- [本文抜粋]
########################################
団員の声(感想文)

海の彼方のニッポンへ

第三班 副班長 石川秀久

昨年に続き慰霊訪問団に加えていただき、参加出来ました事を感謝申し上げます。それと共に、心をひとつにして交流を図りながら慰霊の旅を無事に終えることが出来まして、団長はじめ事務局の方々、そして団員の皆様方にお礼申し上げます。

私は今回で2回目の参加ですから、分からない事の方が多く、色んな事を発見する旅でもありました。

先ず、忠烈祠と中華民國外交部の訪問でした。昨年も外交部に行き「海ゆかば」を唱って内心驚きましたが、今年は軍艦旗を立てての忠烈祠への参拝訪問となりました。忠烈祠では、我々訪問団を特別に遇して出迎えて頂き、本殿の奥まで招き入れて頂き参拝することが出来ました。本殿では、団長が諸外国からの要人賓客が行うと同様に献花礼拝が出来た事に、台湾の懐の深さを感じました。このような事はやはり、15年に亙る訪問団の地道で着実な実績の積み重ねの結果であろうと改めて思った次第です。
########################################
[要素と座標の記録]
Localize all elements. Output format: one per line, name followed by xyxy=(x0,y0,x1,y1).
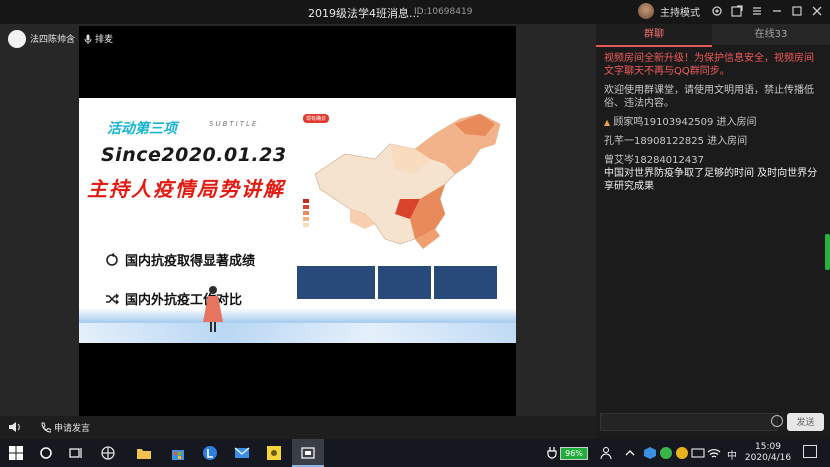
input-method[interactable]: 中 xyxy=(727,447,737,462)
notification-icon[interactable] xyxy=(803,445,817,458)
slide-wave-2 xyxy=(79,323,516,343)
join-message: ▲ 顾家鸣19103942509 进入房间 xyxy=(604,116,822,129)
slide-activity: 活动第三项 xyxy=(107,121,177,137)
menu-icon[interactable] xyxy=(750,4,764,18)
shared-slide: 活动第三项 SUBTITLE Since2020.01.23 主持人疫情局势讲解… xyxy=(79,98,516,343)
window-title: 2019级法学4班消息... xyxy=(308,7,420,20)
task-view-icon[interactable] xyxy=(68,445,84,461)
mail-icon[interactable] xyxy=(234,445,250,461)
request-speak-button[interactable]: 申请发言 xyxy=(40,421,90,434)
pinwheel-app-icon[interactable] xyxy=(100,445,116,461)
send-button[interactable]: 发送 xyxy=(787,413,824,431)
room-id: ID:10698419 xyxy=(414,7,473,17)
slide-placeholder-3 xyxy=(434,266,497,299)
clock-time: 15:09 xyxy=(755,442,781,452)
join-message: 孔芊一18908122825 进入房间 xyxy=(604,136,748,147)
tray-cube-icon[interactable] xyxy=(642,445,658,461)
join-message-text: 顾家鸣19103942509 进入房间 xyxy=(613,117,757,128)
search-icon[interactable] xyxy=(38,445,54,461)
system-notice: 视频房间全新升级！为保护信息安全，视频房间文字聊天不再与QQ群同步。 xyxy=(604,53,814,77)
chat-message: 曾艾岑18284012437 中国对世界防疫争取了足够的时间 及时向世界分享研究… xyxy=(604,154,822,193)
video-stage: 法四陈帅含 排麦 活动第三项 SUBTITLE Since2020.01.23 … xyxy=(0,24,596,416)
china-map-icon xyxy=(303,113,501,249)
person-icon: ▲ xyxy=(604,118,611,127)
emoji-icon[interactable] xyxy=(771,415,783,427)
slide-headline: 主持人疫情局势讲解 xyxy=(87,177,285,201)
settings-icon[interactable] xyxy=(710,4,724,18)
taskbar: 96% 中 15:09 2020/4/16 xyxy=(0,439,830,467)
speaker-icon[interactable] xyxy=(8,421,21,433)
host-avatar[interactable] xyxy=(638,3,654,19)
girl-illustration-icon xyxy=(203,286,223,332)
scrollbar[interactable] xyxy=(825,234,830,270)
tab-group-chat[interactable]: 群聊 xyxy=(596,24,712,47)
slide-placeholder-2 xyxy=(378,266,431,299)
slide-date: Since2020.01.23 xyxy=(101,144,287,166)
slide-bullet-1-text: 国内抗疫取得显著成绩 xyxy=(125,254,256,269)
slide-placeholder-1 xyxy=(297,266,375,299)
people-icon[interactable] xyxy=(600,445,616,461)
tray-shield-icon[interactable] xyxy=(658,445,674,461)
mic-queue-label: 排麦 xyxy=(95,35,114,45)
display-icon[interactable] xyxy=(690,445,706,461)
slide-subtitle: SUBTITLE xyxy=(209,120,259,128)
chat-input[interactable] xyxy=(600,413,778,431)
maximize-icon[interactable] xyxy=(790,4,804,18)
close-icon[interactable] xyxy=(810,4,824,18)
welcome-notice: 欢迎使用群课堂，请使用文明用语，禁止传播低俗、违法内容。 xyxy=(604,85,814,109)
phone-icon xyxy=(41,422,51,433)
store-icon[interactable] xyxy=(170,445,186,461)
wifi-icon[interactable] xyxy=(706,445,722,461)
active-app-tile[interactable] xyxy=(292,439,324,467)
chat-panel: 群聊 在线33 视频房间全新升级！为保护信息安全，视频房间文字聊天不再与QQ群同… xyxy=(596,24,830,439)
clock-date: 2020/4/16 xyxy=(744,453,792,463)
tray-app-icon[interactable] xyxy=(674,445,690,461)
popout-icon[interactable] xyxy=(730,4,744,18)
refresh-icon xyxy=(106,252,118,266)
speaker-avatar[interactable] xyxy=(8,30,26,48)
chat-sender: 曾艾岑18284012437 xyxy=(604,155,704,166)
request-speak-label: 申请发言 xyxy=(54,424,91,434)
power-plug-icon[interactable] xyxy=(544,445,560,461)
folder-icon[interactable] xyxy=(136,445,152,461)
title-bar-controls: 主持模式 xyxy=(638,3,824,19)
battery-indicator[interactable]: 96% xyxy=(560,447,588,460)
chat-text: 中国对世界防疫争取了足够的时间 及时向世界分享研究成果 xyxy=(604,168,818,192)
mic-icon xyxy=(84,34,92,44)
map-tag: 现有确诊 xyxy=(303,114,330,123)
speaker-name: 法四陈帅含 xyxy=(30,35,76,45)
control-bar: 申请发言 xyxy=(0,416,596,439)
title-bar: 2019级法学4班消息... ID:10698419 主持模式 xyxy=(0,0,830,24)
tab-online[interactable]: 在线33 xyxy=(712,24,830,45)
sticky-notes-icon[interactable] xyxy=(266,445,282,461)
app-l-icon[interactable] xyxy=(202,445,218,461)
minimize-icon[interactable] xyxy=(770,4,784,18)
########################################
- [課題内容]
慰霊訪問の感想文を、最後の文のあとから書き継ぐこと。

- [課題の出力]
台湾を敵と思った事は今まで1度もありませんが、中華民國(蒋介石政権)とは確かに戦っていますので、忠烈祠に日の丸や軍艦旗を立てて入って行くのはどうなのかなと思っていました。しかし、このことは私の杞憂であることが分かりました。軍人のみならず昔の人の感覚では、戦いは戦い、決着がつけば一視同仁の考えがあったのではと思います。
『♪昨日の敵は今日の友・・・我はたたえつかの防備・・・』(水師営の会見)

過日の日曜討論で木村副団長が発言しておられましたが『戦に負けただけ、大義は失っていない、先人たちの不名誉ではない』まさしくその通りだと思います。負けたことが全て悪のように今まで思っていましたし、悲しいかなそのように教えられ、偏った報道を真に受けておりました。最近の「恨みは1000年…」と言う隣のおばさん大統領の呆れ果てた発言を聞くにつけ、腹が立つのを通り越して、このような大統領を持った国民の不幸に同情を禁じえません。(もっとも、民度[国民]に応じた政治しか持てないとも言われますので、我々も他人事でなく、過去の民主党政権の轍を踏まないように、マスコミ報道も含めて真剣に考えなければと思います)

また、台湾の先輩方(元日本国民)も、たった1回の戦争に負けただけじゃないか。何を卑屈になるんだと海交会の皆さんとの交流でも言われますし、本なども多く目にいたします。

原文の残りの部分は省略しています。